Each line of the material must be returned exactly.

..............................

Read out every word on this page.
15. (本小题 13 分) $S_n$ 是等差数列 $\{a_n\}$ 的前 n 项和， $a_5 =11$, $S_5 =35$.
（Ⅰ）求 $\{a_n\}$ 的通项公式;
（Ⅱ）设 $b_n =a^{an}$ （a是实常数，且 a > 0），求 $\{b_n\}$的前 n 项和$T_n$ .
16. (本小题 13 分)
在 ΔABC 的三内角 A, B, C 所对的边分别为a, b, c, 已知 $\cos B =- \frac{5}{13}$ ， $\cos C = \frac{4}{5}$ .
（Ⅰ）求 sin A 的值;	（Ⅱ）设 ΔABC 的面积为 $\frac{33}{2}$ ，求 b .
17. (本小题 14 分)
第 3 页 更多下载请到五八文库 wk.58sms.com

..............................

**FULL SOLUTION:**
Read out every word on this page.
15. (本小题 13 分) $S_n$ 是等差数列 $\{a_n\}$ 的前 n 项和， $a_5 =11$, $S_5 =35$.
（Ⅰ）求 $\{a_n\}$ 的通项公式;
（Ⅱ）设 $b_n =a^{an}$ （a是实常数，且 a > 0），求 $\{b_n\}$的前 n 项和$T_n$ .
16. (本小题 13 分)
在 ΔABC 的三内角 A, B, C 所对的边分别为a, b, c, 已知 $\cos B =- \frac{5}{13}$ ， $\cos C = \frac{4}{5}$ .
（Ⅰ）求 sin A 的值;	（Ⅱ）设 ΔABC 的面积为 $\frac{33}{2}$ ，求 b .
17. (本小题 14 分)
第 3 页 更多下载请到五八文库 wk.58sms.com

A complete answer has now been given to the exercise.